• _Directions_: How many lines in the records below hold the string "Amen"? Answer with the number alone.

• _Source material_:
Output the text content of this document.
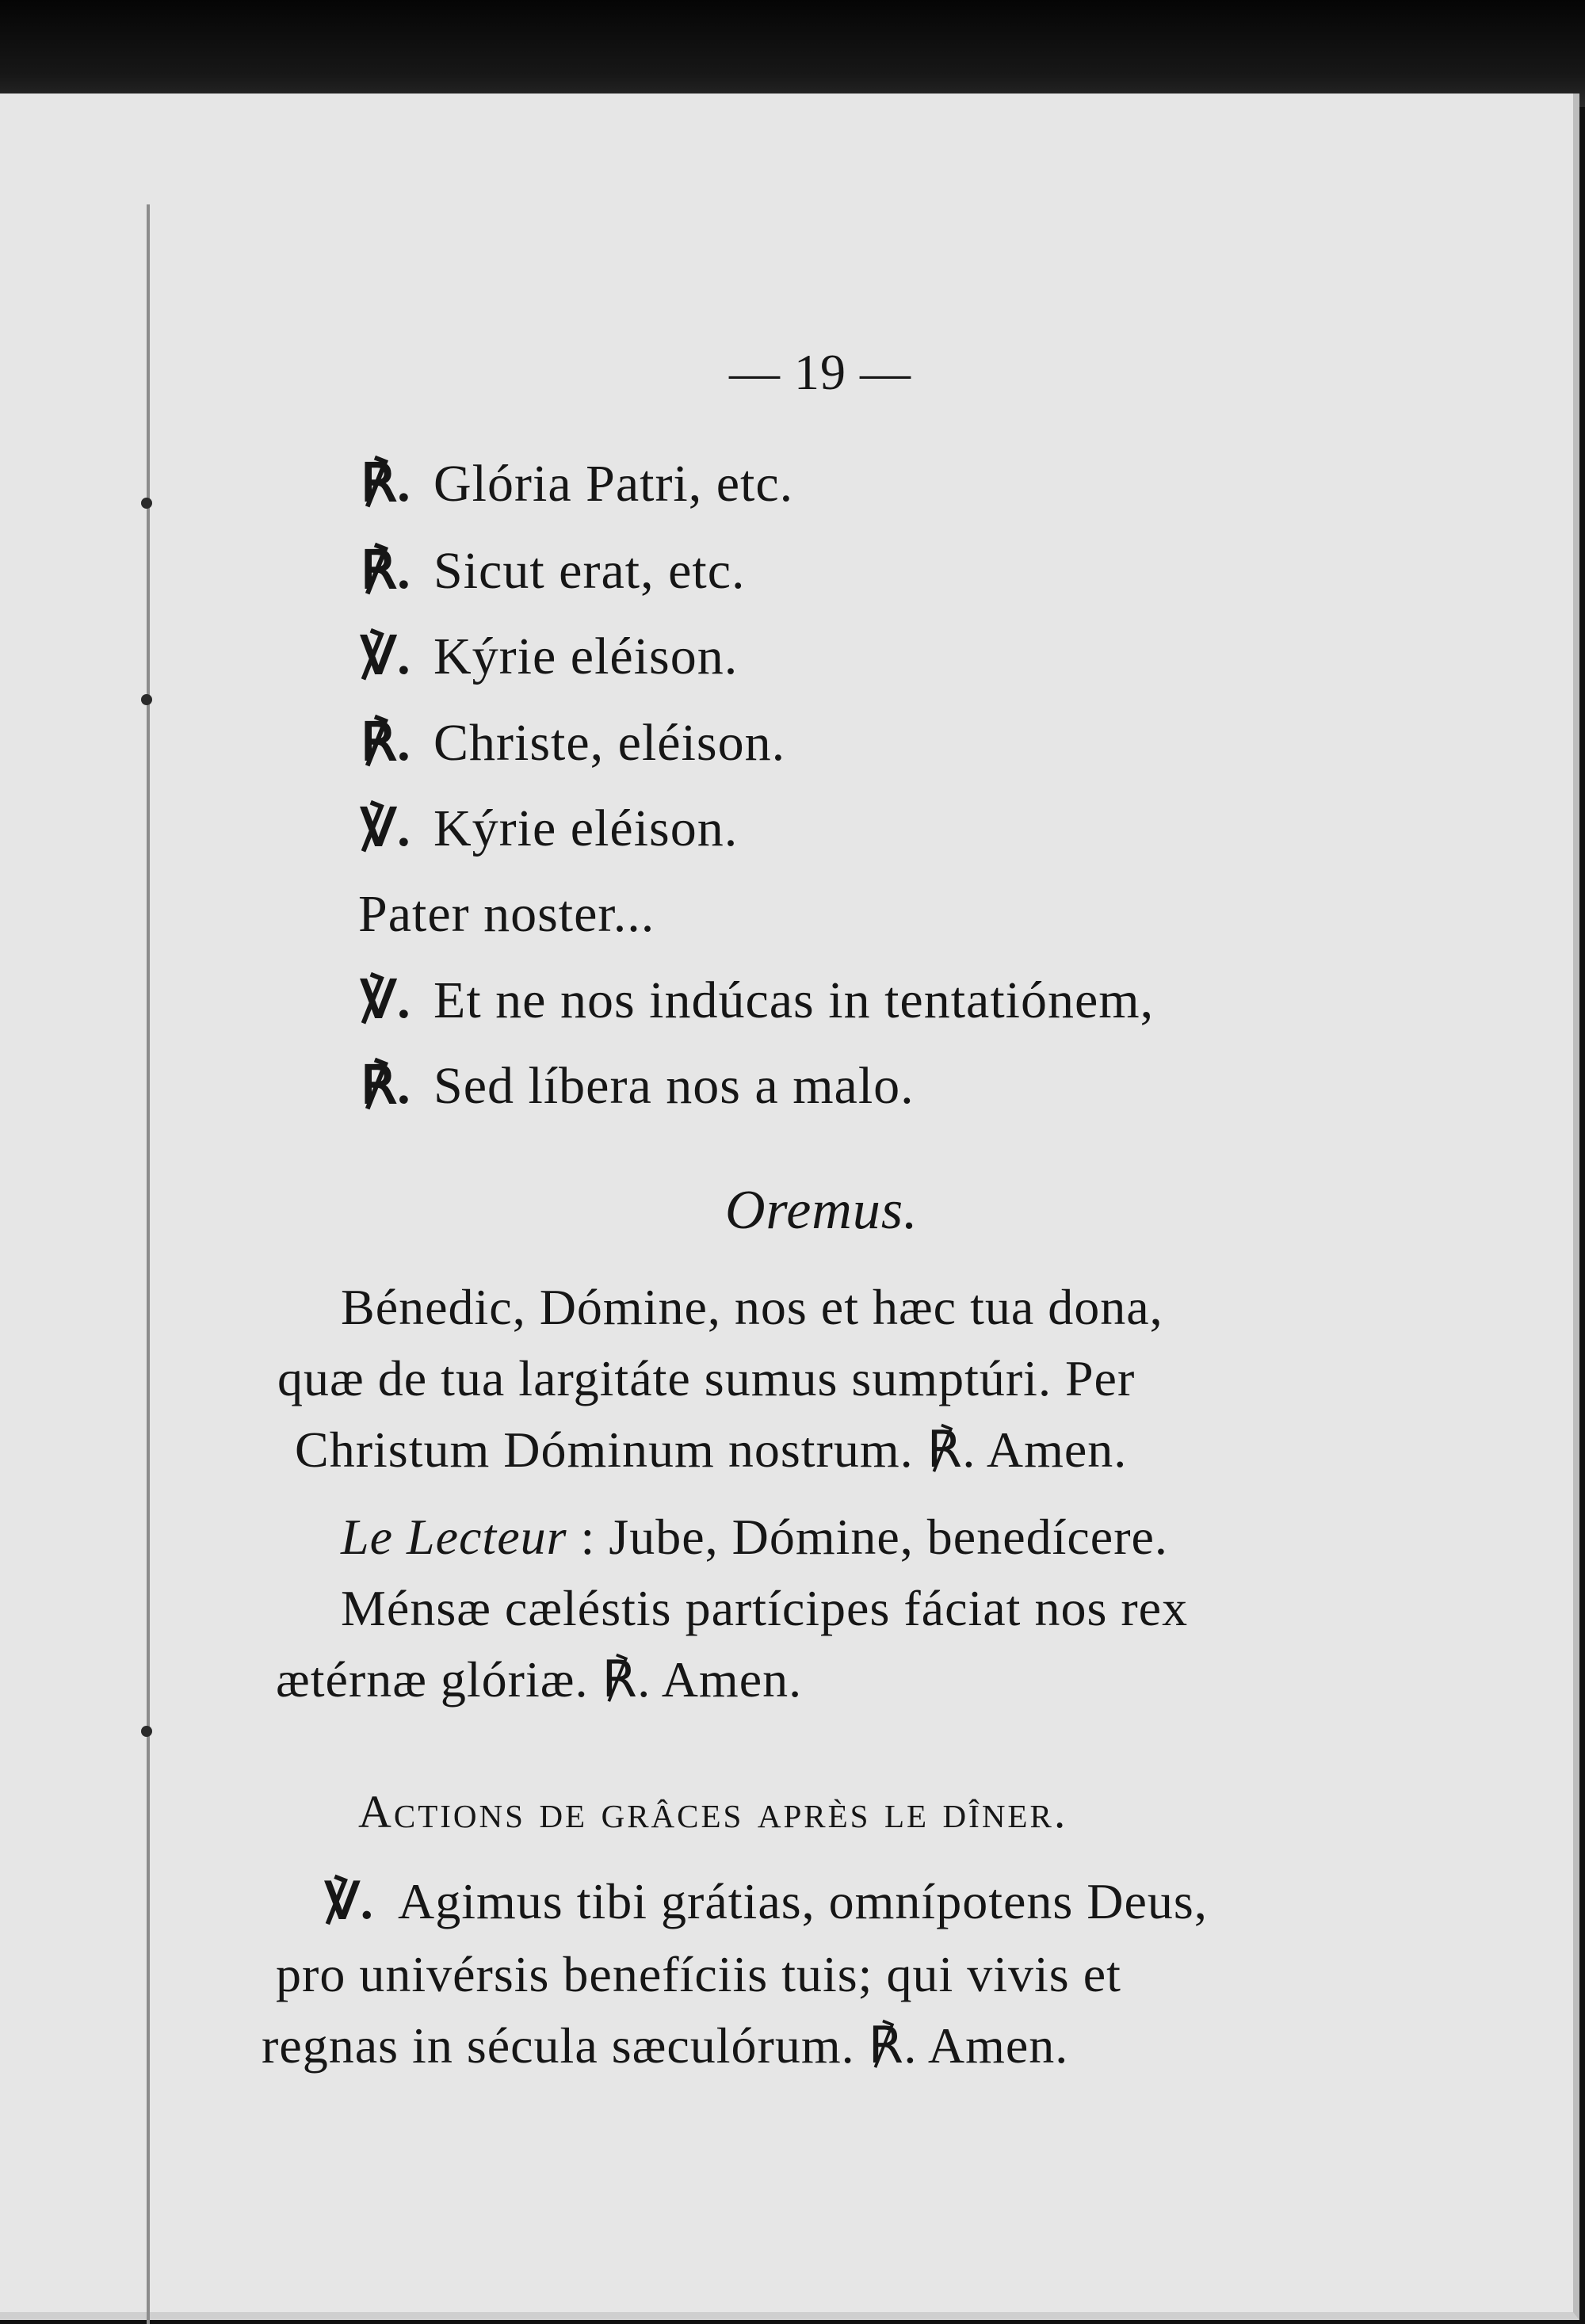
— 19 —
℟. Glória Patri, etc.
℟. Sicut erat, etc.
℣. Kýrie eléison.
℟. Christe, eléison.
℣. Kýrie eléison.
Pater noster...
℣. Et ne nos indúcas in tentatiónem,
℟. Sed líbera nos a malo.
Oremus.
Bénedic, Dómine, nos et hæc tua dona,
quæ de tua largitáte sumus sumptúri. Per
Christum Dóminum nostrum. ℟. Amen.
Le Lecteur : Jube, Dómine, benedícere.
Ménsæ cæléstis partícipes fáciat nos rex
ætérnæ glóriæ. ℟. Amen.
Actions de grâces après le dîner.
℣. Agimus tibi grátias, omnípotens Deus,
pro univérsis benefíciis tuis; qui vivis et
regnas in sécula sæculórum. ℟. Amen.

• _Exercise output_: 3